▶ Goal of the exercise
Drop the pictures from the entries below, then reproduce the rest exactly.

(Saved data entries)

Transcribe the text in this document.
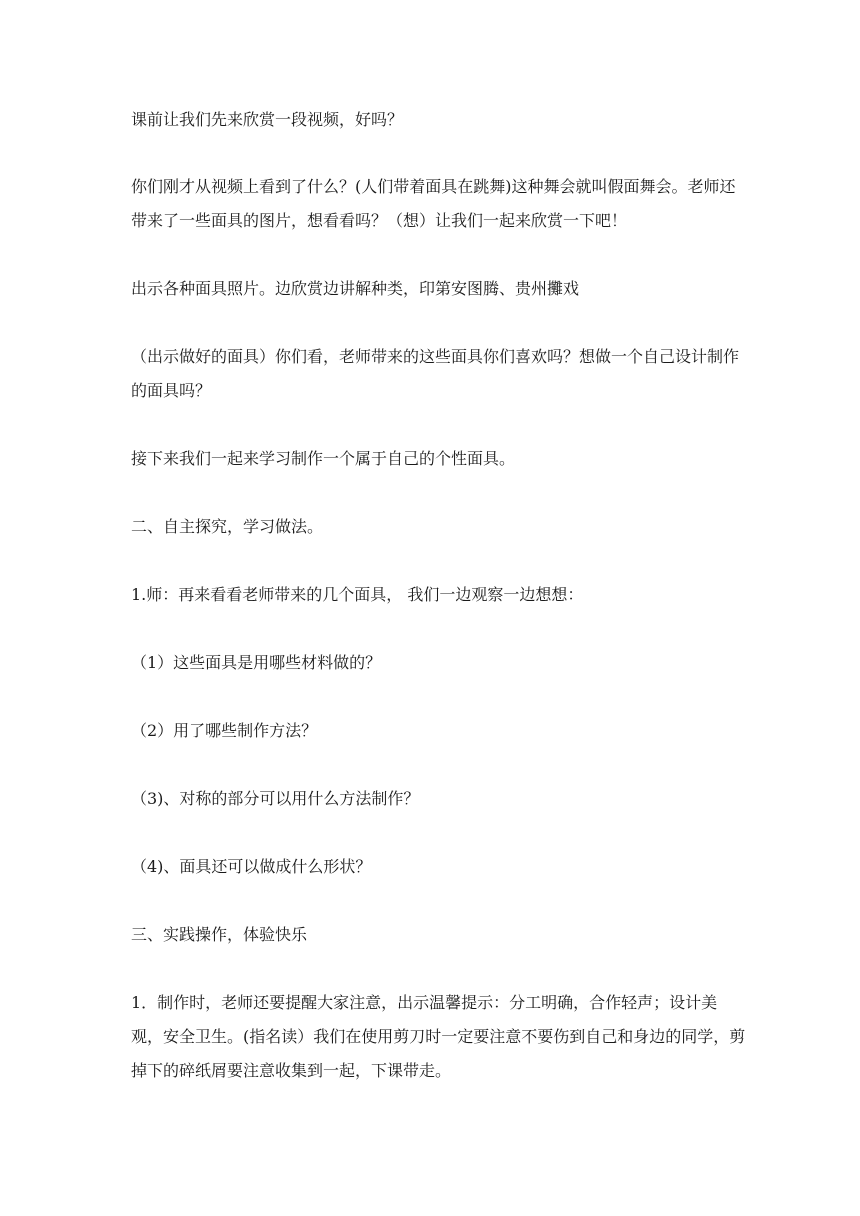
课前让我们先来欣赏一段视频，好吗？

你们刚才从视频上看到了什么？(人们带着面具在跳舞)这种舞会就叫假面舞会。老师还带来了一些面具的图片，想看看吗？（想）让我们一起来欣赏一下吧！

出示各种面具照片。边欣赏边讲解种类，印第安图腾、贵州攤戏

（出示做好的面具）你们看，老师带来的这些面具你们喜欢吗？想做一个自己设计制作的面具吗？

接下来我们一起来学习制作一个属于自己的个性面具。

二、自主探究，学习做法。

1.师：再来看看老师带来的几个面具， 我们一边观察一边想想：

（1）这些面具是用哪些材料做的？

（2）用了哪些制作方法？

（3)、对称的部分可以用什么方法制作？

（4)、面具还可以做成什么形状？

三、实践操作，体验快乐

1．制作时，老师还要提醒大家注意，出示温馨提示：分工明确，合作轻声；设计美观，安全卫生。(指名读）我们在使用剪刀时一定要注意不要伤到自己和身边的同学，剪掉下的碎纸屑要注意收集到一起，下课带走。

▶ Task solution
Transcribe the text in this document.
课前让我们先来欣赏一段视频，好吗？

你们刚才从视频上看到了什么？(人们带着面具在跳舞)这种舞会就叫假面舞会。老师还带来了一些面具的图片，想看看吗？（想）让我们一起来欣赏一下吧！

出示各种面具照片。边欣赏边讲解种类，印第安图腾、贵州攤戏

（出示做好的面具）你们看，老师带来的这些面具你们喜欢吗？想做一个自己设计制作的面具吗？

接下来我们一起来学习制作一个属于自己的个性面具。

二、自主探究，学习做法。

1.师：再来看看老师带来的几个面具， 我们一边观察一边想想：

（1）这些面具是用哪些材料做的？

（2）用了哪些制作方法？

（3)、对称的部分可以用什么方法制作？

（4)、面具还可以做成什么形状？

三、实践操作，体验快乐

1．制作时，老师还要提醒大家注意，出示温馨提示：分工明确，合作轻声；设计美观，安全卫生。(指名读）我们在使用剪刀时一定要注意不要伤到自己和身边的同学，剪掉下的碎纸屑要注意收集到一起，下课带走。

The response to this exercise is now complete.